= Goal =
All the data below goes into the copy word for word, but the pictures don't.
— BEGIN Material for this exercise —
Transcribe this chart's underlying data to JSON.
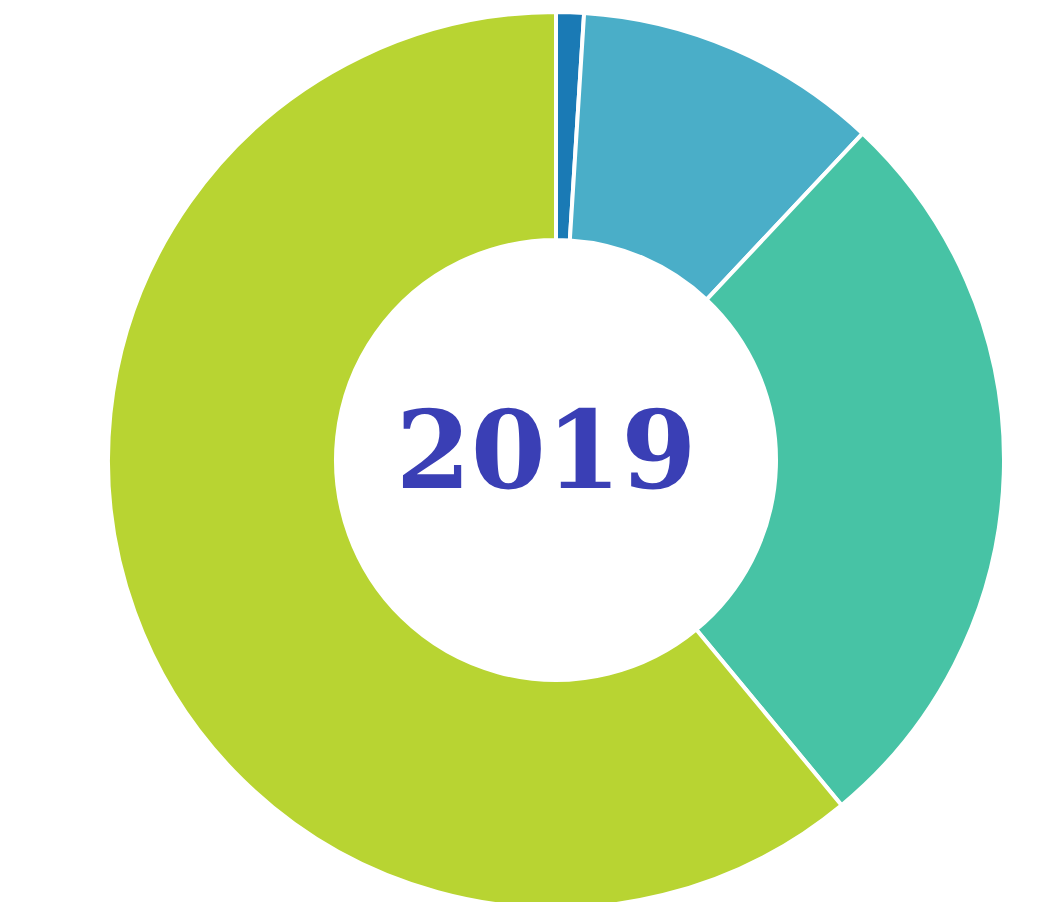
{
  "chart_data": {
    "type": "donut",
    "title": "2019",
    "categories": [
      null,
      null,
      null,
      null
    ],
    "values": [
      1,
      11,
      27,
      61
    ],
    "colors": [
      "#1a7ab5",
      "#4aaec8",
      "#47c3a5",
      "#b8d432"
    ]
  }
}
— END Material for this exercise —
= Finished task =
Transcribe this chart's underlying data to JSON.
{
  "chart_data": {
    "type": "donut",
    "title": "2019",
    "categories": [
      null,
      null,
      null,
      null
    ],
    "values": [
      1,
      11,
      27,
      61
    ],
    "colors": [
      "#1a7ab5",
      "#4aaec8",
      "#47c3a5",
      "#b8d432"
    ]
  }
}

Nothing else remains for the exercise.